Quote the entries word for word. Omit the pictures.
-- start Raw records --
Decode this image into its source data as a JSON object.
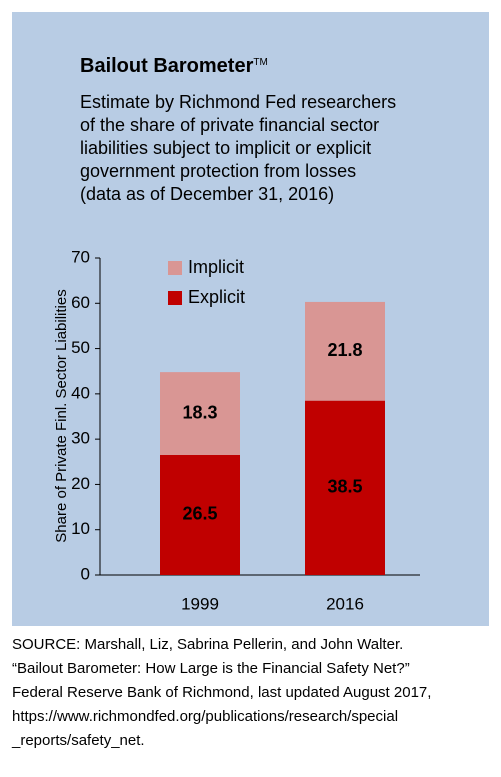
{
  "chart_data": {
    "type": "stacked_bar",
    "title": "Bailout Barometer",
    "title_mark": "TM",
    "subtitle": [
      "Estimate by Richmond Fed researchers",
      "of the share of private financial sector",
      "liabilities subject to implicit or explicit",
      "government protection from losses",
      "(data as of December 31, 2016)"
    ],
    "y_label": "Share of Private Finl. Sector Liabilities",
    "categories": [
      "1999",
      "2016"
    ],
    "series": [
      {
        "name": "Explicit",
        "color": "#c00000",
        "values": [
          26.5,
          38.5
        ]
      },
      {
        "name": "Implicit",
        "color": "#d99694",
        "values": [
          18.3,
          21.8
        ]
      }
    ],
    "ylim": [
      0,
      70
    ],
    "yticks": [
      0,
      10,
      20,
      30,
      40,
      50,
      60,
      70
    ],
    "source": [
      "SOURCE: Marshall, Liz, Sabrina Pellerin, and John Walter.",
      "“Bailout Barometer: How Large is the Financial Safety Net?”",
      "Federal Reserve Bank of Richmond, last updated August 2017,",
      "https://www.richmondfed.org/publications/research/special",
      "_reports/safety_net."
    ]
  }
}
-- end Raw records --
__Result of the task__:
Decode this image into its source data as a JSON object.
{
  "chart_data": {
    "type": "stacked_bar",
    "title": "Bailout Barometer",
    "title_mark": "TM",
    "subtitle": [
      "Estimate by Richmond Fed researchers",
      "of the share of private financial sector",
      "liabilities subject to implicit or explicit",
      "government protection from losses",
      "(data as of December 31, 2016)"
    ],
    "y_label": "Share of Private Finl. Sector Liabilities",
    "categories": [
      "1999",
      "2016"
    ],
    "series": [
      {
        "name": "Explicit",
        "color": "#c00000",
        "values": [
          26.5,
          38.5
        ]
      },
      {
        "name": "Implicit",
        "color": "#d99694",
        "values": [
          18.3,
          21.8
        ]
      }
    ],
    "ylim": [
      0,
      70
    ],
    "yticks": [
      0,
      10,
      20,
      30,
      40,
      50,
      60,
      70
    ],
    "source": [
      "SOURCE: Marshall, Liz, Sabrina Pellerin, and John Walter.",
      "“Bailout Barometer: How Large is the Financial Safety Net?”",
      "Federal Reserve Bank of Richmond, last updated August 2017,",
      "https://www.richmondfed.org/publications/research/special",
      "_reports/safety_net."
    ]
  }
}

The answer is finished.